* [CHALLENGE] Each record below must be returned exactly as shown.
— start of DATASET RECORDS —
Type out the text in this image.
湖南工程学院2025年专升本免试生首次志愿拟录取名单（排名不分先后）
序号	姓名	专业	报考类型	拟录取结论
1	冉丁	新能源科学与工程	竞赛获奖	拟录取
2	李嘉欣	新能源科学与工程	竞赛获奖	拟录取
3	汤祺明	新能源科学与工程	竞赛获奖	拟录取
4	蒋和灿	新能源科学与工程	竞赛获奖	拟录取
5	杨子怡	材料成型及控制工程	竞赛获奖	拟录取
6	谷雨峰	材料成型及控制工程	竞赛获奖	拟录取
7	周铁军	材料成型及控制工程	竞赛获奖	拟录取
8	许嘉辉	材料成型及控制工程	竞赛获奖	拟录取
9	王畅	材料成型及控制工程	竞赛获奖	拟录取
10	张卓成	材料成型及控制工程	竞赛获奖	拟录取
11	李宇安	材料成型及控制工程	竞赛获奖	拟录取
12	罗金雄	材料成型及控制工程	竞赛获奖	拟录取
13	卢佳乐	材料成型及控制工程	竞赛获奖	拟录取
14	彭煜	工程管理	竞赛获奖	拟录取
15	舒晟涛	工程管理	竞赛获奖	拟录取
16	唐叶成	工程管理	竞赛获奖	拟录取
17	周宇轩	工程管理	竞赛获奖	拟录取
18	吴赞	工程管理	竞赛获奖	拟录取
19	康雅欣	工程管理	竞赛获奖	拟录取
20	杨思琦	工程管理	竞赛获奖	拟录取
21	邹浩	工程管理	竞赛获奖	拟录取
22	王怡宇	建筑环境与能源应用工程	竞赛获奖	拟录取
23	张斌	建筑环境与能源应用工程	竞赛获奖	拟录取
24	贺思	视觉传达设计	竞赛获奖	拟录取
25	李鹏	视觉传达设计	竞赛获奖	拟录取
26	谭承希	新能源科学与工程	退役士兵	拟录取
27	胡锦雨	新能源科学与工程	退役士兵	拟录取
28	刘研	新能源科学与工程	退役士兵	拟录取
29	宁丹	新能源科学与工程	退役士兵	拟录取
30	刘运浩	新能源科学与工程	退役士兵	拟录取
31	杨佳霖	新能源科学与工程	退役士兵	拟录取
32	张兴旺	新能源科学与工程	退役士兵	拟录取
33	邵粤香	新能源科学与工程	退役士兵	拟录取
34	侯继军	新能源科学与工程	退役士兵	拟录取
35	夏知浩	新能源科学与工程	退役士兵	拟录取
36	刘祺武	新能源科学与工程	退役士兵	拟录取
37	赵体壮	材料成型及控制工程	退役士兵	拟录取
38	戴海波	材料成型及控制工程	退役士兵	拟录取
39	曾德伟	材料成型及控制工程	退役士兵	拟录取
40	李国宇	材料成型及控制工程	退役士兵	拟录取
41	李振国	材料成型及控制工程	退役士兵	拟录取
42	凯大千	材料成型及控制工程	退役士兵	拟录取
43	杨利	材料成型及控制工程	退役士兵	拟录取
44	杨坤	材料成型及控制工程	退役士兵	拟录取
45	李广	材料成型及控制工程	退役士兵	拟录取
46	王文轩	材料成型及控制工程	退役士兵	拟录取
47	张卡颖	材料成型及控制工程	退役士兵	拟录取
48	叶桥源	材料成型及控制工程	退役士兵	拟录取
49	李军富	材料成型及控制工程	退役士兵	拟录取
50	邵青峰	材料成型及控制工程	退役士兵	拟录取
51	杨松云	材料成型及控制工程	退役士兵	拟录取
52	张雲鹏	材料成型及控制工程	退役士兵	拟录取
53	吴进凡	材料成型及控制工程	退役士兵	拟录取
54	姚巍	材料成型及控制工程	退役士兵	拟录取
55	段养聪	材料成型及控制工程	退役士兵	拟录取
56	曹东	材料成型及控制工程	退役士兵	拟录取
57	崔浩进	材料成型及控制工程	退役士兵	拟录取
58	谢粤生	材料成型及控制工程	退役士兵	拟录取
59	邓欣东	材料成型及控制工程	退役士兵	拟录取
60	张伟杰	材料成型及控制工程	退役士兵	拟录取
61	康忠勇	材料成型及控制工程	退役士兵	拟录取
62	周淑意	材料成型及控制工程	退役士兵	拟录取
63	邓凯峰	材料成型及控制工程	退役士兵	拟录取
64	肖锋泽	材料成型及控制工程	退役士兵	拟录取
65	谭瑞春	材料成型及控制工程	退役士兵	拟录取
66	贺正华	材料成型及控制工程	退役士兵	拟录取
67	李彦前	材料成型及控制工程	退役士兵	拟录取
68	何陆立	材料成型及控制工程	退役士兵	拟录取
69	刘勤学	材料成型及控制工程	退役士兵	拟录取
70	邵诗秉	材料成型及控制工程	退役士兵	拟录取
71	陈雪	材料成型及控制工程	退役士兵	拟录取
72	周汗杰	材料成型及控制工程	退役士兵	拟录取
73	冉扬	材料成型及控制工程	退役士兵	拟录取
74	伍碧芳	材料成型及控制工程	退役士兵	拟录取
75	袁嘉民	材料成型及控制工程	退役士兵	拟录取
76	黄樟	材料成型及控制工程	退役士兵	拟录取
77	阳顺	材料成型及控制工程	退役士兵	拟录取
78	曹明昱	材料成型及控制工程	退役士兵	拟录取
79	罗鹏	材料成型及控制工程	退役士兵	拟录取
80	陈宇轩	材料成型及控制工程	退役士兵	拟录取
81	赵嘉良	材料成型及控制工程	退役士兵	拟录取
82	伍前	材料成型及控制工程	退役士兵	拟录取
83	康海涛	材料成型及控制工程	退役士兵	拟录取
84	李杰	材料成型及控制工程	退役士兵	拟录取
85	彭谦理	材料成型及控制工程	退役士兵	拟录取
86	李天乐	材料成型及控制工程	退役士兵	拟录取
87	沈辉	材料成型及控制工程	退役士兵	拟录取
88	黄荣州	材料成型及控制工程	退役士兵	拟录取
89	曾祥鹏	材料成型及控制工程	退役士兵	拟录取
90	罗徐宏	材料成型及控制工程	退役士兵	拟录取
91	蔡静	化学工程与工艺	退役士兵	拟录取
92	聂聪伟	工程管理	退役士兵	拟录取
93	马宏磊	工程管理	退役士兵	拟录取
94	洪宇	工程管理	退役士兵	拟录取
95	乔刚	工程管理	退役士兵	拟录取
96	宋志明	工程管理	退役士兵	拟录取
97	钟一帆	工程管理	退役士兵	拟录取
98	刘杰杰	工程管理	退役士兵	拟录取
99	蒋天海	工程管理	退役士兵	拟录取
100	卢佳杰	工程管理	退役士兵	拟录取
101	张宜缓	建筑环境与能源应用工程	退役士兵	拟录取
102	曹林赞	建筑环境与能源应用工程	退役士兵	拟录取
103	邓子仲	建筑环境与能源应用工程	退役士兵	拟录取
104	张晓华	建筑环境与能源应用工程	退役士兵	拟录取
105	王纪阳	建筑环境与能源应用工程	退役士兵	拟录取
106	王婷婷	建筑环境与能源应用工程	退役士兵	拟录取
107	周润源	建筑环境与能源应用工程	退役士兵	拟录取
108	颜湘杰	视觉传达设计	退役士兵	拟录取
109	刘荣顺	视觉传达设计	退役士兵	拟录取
— end of DATASET RECORDS —
* [RESULT OF THE TASK]
Type out the text in this image.
湖南工程学院2025年专升本免试生首次志愿拟录取名单（排名不分先后）
序号	姓名	专业	报考类型	拟录取结论
1	冉丁	新能源科学与工程	竞赛获奖	拟录取
2	李嘉欣	新能源科学与工程	竞赛获奖	拟录取
3	汤祺明	新能源科学与工程	竞赛获奖	拟录取
4	蒋和灿	新能源科学与工程	竞赛获奖	拟录取
5	杨子怡	材料成型及控制工程	竞赛获奖	拟录取
6	谷雨峰	材料成型及控制工程	竞赛获奖	拟录取
7	周铁军	材料成型及控制工程	竞赛获奖	拟录取
8	许嘉辉	材料成型及控制工程	竞赛获奖	拟录取
9	王畅	材料成型及控制工程	竞赛获奖	拟录取
10	张卓成	材料成型及控制工程	竞赛获奖	拟录取
11	李宇安	材料成型及控制工程	竞赛获奖	拟录取
12	罗金雄	材料成型及控制工程	竞赛获奖	拟录取
13	卢佳乐	材料成型及控制工程	竞赛获奖	拟录取
14	彭煜	工程管理	竞赛获奖	拟录取
15	舒晟涛	工程管理	竞赛获奖	拟录取
16	唐叶成	工程管理	竞赛获奖	拟录取
17	周宇轩	工程管理	竞赛获奖	拟录取
18	吴赞	工程管理	竞赛获奖	拟录取
19	康雅欣	工程管理	竞赛获奖	拟录取
20	杨思琦	工程管理	竞赛获奖	拟录取
21	邹浩	工程管理	竞赛获奖	拟录取
22	王怡宇	建筑环境与能源应用工程	竞赛获奖	拟录取
23	张斌	建筑环境与能源应用工程	竞赛获奖	拟录取
24	贺思	视觉传达设计	竞赛获奖	拟录取
25	李鹏	视觉传达设计	竞赛获奖	拟录取
26	谭承希	新能源科学与工程	退役士兵	拟录取
27	胡锦雨	新能源科学与工程	退役士兵	拟录取
28	刘研	新能源科学与工程	退役士兵	拟录取
29	宁丹	新能源科学与工程	退役士兵	拟录取
30	刘运浩	新能源科学与工程	退役士兵	拟录取
31	杨佳霖	新能源科学与工程	退役士兵	拟录取
32	张兴旺	新能源科学与工程	退役士兵	拟录取
33	邵粤香	新能源科学与工程	退役士兵	拟录取
34	侯继军	新能源科学与工程	退役士兵	拟录取
35	夏知浩	新能源科学与工程	退役士兵	拟录取
36	刘祺武	新能源科学与工程	退役士兵	拟录取
37	赵体壮	材料成型及控制工程	退役士兵	拟录取
38	戴海波	材料成型及控制工程	退役士兵	拟录取
39	曾德伟	材料成型及控制工程	退役士兵	拟录取
40	李国宇	材料成型及控制工程	退役士兵	拟录取
41	李振国	材料成型及控制工程	退役士兵	拟录取
42	凯大千	材料成型及控制工程	退役士兵	拟录取
43	杨利	材料成型及控制工程	退役士兵	拟录取
44	杨坤	材料成型及控制工程	退役士兵	拟录取
45	李广	材料成型及控制工程	退役士兵	拟录取
46	王文轩	材料成型及控制工程	退役士兵	拟录取
47	张卡颖	材料成型及控制工程	退役士兵	拟录取
48	叶桥源	材料成型及控制工程	退役士兵	拟录取
49	李军富	材料成型及控制工程	退役士兵	拟录取
50	邵青峰	材料成型及控制工程	退役士兵	拟录取
51	杨松云	材料成型及控制工程	退役士兵	拟录取
52	张雲鹏	材料成型及控制工程	退役士兵	拟录取
53	吴进凡	材料成型及控制工程	退役士兵	拟录取
54	姚巍	材料成型及控制工程	退役士兵	拟录取
55	段养聪	材料成型及控制工程	退役士兵	拟录取
56	曹东	材料成型及控制工程	退役士兵	拟录取
57	崔浩进	材料成型及控制工程	退役士兵	拟录取
58	谢粤生	材料成型及控制工程	退役士兵	拟录取
59	邓欣东	材料成型及控制工程	退役士兵	拟录取
60	张伟杰	材料成型及控制工程	退役士兵	拟录取
61	康忠勇	材料成型及控制工程	退役士兵	拟录取
62	周淑意	材料成型及控制工程	退役士兵	拟录取
63	邓凯峰	材料成型及控制工程	退役士兵	拟录取
64	肖锋泽	材料成型及控制工程	退役士兵	拟录取
65	谭瑞春	材料成型及控制工程	退役士兵	拟录取
66	贺正华	材料成型及控制工程	退役士兵	拟录取
67	李彦前	材料成型及控制工程	退役士兵	拟录取
68	何陆立	材料成型及控制工程	退役士兵	拟录取
69	刘勤学	材料成型及控制工程	退役士兵	拟录取
70	邵诗秉	材料成型及控制工程	退役士兵	拟录取
71	陈雪	材料成型及控制工程	退役士兵	拟录取
72	周汗杰	材料成型及控制工程	退役士兵	拟录取
73	冉扬	材料成型及控制工程	退役士兵	拟录取
74	伍碧芳	材料成型及控制工程	退役士兵	拟录取
75	袁嘉民	材料成型及控制工程	退役士兵	拟录取
76	黄樟	材料成型及控制工程	退役士兵	拟录取
77	阳顺	材料成型及控制工程	退役士兵	拟录取
78	曹明昱	材料成型及控制工程	退役士兵	拟录取
79	罗鹏	材料成型及控制工程	退役士兵	拟录取
80	陈宇轩	材料成型及控制工程	退役士兵	拟录取
81	赵嘉良	材料成型及控制工程	退役士兵	拟录取
82	伍前	材料成型及控制工程	退役士兵	拟录取
83	康海涛	材料成型及控制工程	退役士兵	拟录取
84	李杰	材料成型及控制工程	退役士兵	拟录取
85	彭谦理	材料成型及控制工程	退役士兵	拟录取
86	李天乐	材料成型及控制工程	退役士兵	拟录取
87	沈辉	材料成型及控制工程	退役士兵	拟录取
88	黄荣州	材料成型及控制工程	退役士兵	拟录取
89	曾祥鹏	材料成型及控制工程	退役士兵	拟录取
90	罗徐宏	材料成型及控制工程	退役士兵	拟录取
91	蔡静	化学工程与工艺	退役士兵	拟录取
92	聂聪伟	工程管理	退役士兵	拟录取
93	马宏磊	工程管理	退役士兵	拟录取
94	洪宇	工程管理	退役士兵	拟录取
95	乔刚	工程管理	退役士兵	拟录取
96	宋志明	工程管理	退役士兵	拟录取
97	钟一帆	工程管理	退役士兵	拟录取
98	刘杰杰	工程管理	退役士兵	拟录取
99	蒋天海	工程管理	退役士兵	拟录取
100	卢佳杰	工程管理	退役士兵	拟录取
101	张宜缓	建筑环境与能源应用工程	退役士兵	拟录取
102	曹林赞	建筑环境与能源应用工程	退役士兵	拟录取
103	邓子仲	建筑环境与能源应用工程	退役士兵	拟录取
104	张晓华	建筑环境与能源应用工程	退役士兵	拟录取
105	王纪阳	建筑环境与能源应用工程	退役士兵	拟录取
106	王婷婷	建筑环境与能源应用工程	退役士兵	拟录取
107	周润源	建筑环境与能源应用工程	退役士兵	拟录取
108	颜湘杰	视觉传达设计	退役士兵	拟录取
109	刘荣顺	视觉传达设计	退役士兵	拟录取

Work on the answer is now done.